[Figure record listings]
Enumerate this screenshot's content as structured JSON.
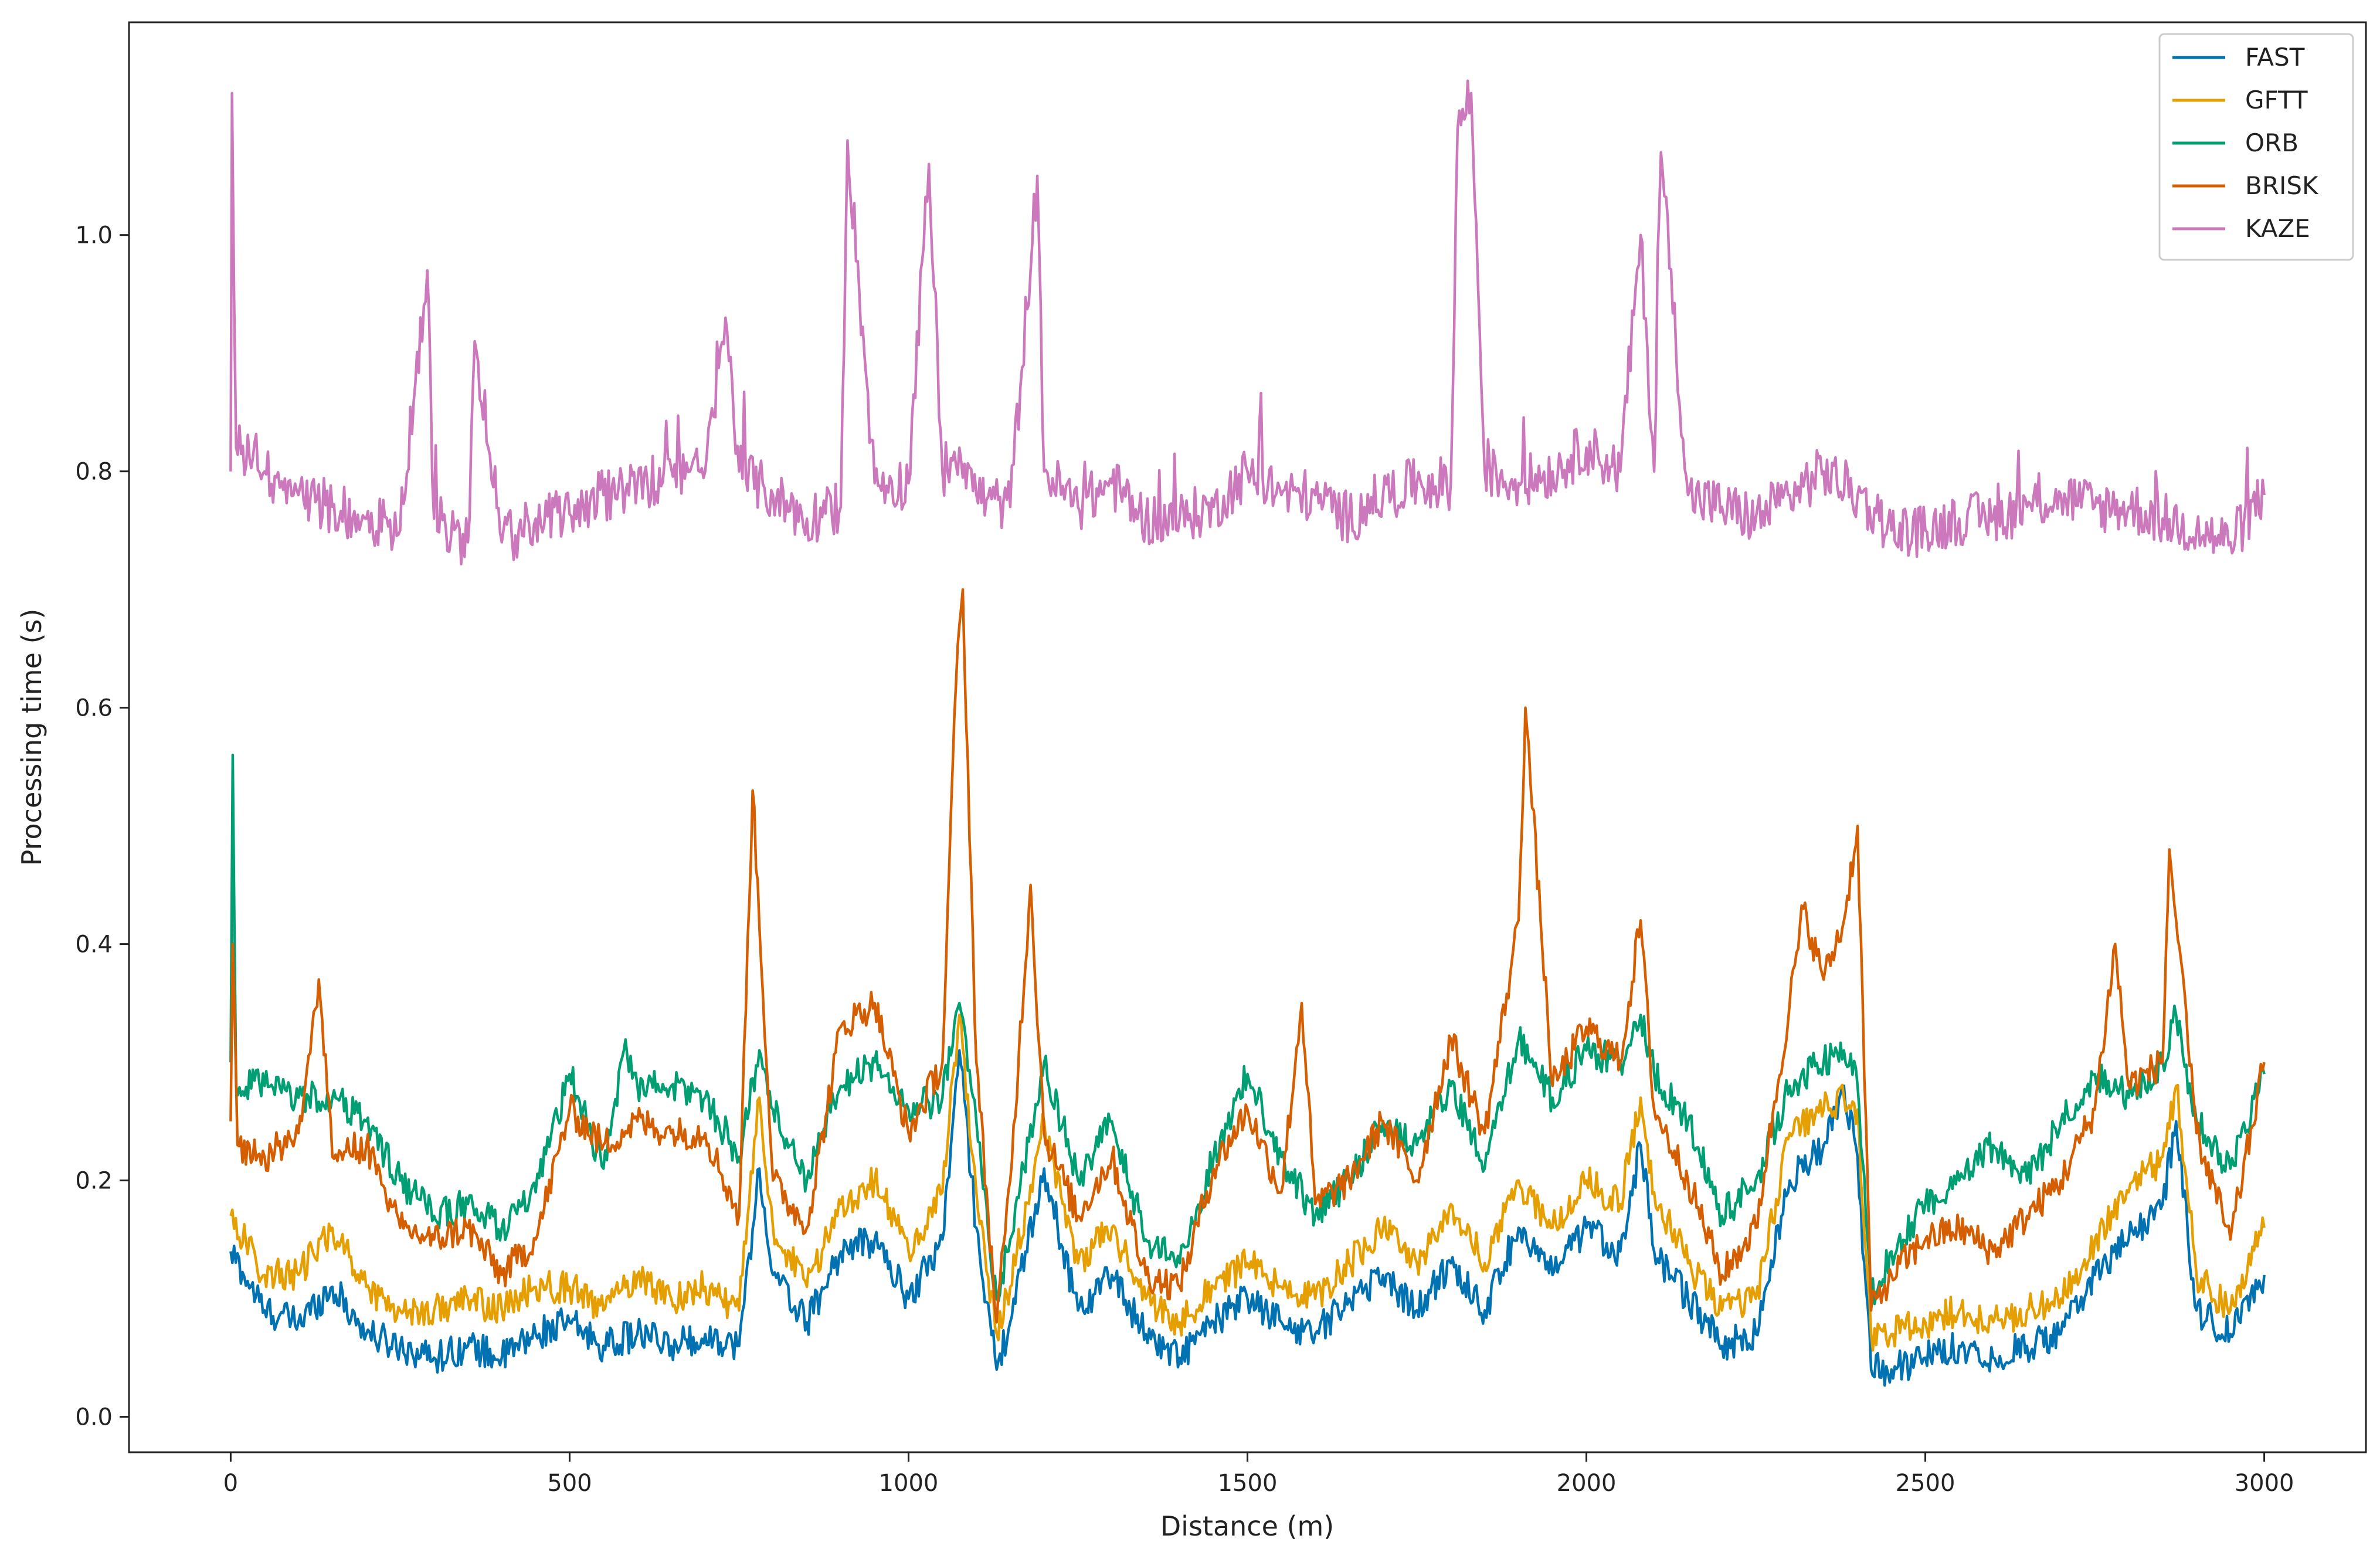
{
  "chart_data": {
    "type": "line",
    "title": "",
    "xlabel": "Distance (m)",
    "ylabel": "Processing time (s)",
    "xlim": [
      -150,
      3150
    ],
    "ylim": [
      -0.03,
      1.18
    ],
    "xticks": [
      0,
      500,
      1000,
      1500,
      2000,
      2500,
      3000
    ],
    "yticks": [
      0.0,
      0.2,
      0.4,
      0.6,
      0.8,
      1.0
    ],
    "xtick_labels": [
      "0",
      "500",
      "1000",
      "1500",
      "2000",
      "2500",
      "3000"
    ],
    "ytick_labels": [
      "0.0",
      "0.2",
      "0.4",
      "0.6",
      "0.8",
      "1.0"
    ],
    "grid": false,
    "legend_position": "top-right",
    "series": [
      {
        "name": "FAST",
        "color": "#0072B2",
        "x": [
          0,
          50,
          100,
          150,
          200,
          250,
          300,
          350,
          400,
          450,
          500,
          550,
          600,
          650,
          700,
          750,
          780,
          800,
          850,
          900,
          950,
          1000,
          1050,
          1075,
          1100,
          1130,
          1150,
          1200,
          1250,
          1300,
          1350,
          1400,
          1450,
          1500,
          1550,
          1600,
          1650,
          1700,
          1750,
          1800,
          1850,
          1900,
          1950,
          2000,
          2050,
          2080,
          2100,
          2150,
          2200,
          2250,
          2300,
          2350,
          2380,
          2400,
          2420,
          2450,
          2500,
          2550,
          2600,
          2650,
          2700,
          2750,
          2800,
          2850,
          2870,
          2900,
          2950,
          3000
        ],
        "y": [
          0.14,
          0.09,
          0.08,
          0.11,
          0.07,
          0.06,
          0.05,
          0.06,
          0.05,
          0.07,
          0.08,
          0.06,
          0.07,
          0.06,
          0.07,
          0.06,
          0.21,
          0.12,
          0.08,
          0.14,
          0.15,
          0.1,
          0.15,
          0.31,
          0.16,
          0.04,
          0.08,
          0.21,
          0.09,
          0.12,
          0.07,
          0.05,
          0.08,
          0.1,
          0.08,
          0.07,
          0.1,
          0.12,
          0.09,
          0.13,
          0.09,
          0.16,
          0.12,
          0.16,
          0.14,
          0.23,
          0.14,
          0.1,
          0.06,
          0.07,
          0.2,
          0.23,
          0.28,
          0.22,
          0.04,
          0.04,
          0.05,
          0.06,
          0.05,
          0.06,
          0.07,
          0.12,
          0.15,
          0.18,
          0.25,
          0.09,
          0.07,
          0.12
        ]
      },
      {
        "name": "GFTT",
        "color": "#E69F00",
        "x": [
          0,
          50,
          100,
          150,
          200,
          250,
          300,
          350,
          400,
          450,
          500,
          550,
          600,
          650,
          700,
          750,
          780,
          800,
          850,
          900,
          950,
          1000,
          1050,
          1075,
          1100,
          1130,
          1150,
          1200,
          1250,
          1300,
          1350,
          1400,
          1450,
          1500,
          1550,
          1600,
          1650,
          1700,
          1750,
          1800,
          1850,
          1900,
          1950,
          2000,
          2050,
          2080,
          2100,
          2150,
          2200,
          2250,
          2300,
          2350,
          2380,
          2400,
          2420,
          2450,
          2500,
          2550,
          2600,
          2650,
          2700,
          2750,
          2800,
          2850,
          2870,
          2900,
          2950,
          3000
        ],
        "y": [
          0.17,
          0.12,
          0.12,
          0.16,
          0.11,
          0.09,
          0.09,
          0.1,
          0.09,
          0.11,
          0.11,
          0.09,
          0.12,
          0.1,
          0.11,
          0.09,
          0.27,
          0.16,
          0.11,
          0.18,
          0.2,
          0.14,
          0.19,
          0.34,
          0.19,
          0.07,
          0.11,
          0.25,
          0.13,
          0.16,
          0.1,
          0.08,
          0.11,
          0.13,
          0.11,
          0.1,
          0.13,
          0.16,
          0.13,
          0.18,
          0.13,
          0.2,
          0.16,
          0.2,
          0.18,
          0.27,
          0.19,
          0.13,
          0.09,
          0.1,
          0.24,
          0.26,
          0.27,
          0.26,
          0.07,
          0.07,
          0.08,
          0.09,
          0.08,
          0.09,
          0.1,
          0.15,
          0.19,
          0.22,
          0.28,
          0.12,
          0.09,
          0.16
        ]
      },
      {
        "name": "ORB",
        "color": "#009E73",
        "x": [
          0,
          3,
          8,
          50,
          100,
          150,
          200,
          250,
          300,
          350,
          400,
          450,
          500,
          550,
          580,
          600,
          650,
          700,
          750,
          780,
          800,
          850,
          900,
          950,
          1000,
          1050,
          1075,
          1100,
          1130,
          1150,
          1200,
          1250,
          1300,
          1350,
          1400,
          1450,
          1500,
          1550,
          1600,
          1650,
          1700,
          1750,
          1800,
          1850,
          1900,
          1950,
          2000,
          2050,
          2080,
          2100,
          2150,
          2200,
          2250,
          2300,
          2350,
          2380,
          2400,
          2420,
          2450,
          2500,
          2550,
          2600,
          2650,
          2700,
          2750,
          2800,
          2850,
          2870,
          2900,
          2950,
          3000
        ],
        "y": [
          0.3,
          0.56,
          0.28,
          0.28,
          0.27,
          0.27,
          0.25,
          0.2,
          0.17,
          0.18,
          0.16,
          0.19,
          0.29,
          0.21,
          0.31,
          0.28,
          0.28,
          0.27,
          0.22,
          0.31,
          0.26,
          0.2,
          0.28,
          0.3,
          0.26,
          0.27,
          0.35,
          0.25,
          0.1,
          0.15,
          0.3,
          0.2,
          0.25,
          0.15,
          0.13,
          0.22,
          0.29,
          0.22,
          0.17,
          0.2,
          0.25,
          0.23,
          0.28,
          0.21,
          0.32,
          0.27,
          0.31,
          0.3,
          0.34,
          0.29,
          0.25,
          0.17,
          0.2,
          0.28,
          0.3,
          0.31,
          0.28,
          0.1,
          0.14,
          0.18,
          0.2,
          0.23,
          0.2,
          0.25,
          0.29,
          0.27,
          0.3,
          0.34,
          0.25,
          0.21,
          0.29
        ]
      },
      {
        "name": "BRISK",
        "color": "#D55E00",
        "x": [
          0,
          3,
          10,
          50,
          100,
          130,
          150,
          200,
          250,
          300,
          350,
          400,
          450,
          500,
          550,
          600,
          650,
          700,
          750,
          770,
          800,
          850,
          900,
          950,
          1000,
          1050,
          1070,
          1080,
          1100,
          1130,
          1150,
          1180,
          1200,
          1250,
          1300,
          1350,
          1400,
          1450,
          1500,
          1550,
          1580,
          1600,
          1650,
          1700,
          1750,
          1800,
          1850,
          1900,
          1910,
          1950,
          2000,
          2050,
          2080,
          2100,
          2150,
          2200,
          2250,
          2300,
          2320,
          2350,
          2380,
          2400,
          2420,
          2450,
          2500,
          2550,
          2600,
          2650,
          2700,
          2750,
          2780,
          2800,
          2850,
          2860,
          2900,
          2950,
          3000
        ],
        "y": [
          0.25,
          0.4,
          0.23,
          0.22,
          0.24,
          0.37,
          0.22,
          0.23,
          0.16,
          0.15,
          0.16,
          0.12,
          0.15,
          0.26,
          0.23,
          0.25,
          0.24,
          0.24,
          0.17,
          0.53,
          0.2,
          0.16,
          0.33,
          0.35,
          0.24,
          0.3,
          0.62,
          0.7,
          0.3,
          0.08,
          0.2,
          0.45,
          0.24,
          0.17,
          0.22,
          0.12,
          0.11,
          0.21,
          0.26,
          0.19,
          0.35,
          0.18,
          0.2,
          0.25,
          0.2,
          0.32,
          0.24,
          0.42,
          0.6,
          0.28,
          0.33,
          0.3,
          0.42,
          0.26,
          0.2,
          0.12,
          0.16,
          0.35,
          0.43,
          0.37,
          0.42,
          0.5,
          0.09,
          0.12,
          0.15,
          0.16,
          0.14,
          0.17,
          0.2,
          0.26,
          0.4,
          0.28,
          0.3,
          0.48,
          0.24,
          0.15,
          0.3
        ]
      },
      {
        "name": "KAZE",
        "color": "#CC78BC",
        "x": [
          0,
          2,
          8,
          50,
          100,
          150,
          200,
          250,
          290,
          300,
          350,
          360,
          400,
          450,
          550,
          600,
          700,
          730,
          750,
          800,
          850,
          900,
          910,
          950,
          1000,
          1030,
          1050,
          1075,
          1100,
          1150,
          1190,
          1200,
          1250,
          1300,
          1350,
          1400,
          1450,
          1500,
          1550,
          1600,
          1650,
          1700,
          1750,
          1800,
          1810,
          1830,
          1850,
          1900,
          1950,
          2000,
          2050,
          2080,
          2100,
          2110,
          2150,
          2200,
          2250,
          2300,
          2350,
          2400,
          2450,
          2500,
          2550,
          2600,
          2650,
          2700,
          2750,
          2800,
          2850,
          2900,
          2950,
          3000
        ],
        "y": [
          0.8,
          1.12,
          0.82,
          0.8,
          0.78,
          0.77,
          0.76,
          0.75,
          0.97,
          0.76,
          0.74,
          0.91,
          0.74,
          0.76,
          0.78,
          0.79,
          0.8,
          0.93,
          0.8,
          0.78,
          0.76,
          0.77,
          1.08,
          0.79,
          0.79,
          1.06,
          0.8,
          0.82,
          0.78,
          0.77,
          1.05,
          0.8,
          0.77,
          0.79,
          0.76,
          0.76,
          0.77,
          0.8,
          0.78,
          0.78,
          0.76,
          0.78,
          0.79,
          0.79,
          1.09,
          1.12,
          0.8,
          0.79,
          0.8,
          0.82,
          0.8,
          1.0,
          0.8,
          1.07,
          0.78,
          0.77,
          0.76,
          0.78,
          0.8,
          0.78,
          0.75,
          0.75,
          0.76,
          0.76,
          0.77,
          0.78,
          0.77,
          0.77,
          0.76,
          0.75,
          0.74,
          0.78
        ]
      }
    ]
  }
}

Task description
Search the listing above for the string "name". Copy every line that contains it.

Reply
        "name": "FAST",
        "name": "GFTT",
        "name": "ORB",
        "name": "BRISK",
        "name": "KAZE",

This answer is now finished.